* _Text block_:
In my previous blog I show you guys the way how to index text files using apache lucene. Now in this post let me show you how to search in the index that we had made.
Lot of student's and newbie's who try Lucene will go directly to index any document and would probably want to search something out of that index. Like for example you create a text document named "Gangnam Style" and you fill up the text file with its lyrics and surely some of you guys may wanna search for the term "Ooppaaaaaaaa". So to make sure you guys won't get lost, here I am giving a nice cute little code for searching in a Lucene index.

The code sample that I am showing here uses Apache Lucene 3.4.0 which you can download it from here. First make sure you had read my previous blog on How to build an Lucene Index.

So now, without furthur ado let me show you the code:

//Searcher.java

package com.blogspot.computergodzilla;

import java.io.File;
import java.io.IOException;
import org.apache.lucene.analysis.Analyzer;
import org.apache.lucene.analysis.standard.StandardAnalyzer;
import org.apache.lucene.document.Document;
import org.apache.lucene.queryParser.ParseException;
import org.apache.lucene.queryParser.QueryParser;
import org.apache.lucene.search.IndexSearcher;
import org.apache.lucene.search.Query;
import org.apache.lucene.search.ScoreDoc;
import org.apache.lucene.search.TopDocs;
import org.apache.lucene.store.FSDirectory;
import org.apache.lucene.util.Version;

/**
 *
 * @author Mubin Shrestha
 */
public class Searcher
{
 /**
  *
  * @instring : pass the query string to search.

* _Given entries_:
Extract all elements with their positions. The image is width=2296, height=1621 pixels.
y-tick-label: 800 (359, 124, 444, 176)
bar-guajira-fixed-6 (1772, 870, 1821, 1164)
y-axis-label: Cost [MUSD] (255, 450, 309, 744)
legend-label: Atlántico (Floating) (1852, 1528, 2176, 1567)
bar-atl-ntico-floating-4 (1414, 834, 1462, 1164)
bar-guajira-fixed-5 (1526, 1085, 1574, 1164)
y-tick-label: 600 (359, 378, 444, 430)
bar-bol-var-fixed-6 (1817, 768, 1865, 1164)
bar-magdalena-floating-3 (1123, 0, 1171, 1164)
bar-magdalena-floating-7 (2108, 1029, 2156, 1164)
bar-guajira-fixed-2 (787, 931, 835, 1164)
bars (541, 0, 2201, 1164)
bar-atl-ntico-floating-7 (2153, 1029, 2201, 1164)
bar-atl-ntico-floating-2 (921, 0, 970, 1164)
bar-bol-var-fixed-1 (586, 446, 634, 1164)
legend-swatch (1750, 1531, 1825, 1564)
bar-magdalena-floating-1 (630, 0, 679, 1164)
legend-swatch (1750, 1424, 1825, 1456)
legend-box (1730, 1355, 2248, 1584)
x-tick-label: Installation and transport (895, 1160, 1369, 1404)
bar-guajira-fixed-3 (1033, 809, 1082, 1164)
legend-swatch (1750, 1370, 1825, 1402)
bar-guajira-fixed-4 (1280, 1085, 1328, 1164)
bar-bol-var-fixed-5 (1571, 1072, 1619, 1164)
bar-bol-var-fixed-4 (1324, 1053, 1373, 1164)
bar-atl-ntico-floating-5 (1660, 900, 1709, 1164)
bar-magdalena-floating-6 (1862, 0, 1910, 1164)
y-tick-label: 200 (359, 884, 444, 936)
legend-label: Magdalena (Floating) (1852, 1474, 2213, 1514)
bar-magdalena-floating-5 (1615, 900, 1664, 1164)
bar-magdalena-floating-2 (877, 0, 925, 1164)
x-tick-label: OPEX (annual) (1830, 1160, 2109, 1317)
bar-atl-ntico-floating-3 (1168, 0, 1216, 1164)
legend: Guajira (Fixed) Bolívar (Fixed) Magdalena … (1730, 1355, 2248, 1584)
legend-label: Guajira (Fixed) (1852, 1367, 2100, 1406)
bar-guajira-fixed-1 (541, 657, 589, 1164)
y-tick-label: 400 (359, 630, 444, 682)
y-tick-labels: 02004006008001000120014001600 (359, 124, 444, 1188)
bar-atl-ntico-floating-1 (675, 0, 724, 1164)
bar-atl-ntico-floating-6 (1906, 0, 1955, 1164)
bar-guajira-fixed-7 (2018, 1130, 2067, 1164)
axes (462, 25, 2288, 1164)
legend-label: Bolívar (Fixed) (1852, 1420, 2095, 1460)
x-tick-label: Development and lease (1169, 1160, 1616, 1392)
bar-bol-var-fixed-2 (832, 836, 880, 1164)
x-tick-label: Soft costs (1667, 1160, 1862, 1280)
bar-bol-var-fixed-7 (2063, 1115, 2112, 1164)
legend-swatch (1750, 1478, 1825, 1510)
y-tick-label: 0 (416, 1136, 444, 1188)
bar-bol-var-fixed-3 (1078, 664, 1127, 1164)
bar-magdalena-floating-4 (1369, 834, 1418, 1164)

* _What you are asked to do_: Copy the Lucene search post again from "The code sample" through "an Lucene Index.", putting "3.6.2" in place of "3.4.0".

* _Written response_:
The code sample that I am showing here uses Apache Lucene 3.6.2 which you can download it from here. First make sure you had read my previous blog on How to build an Lucene Index.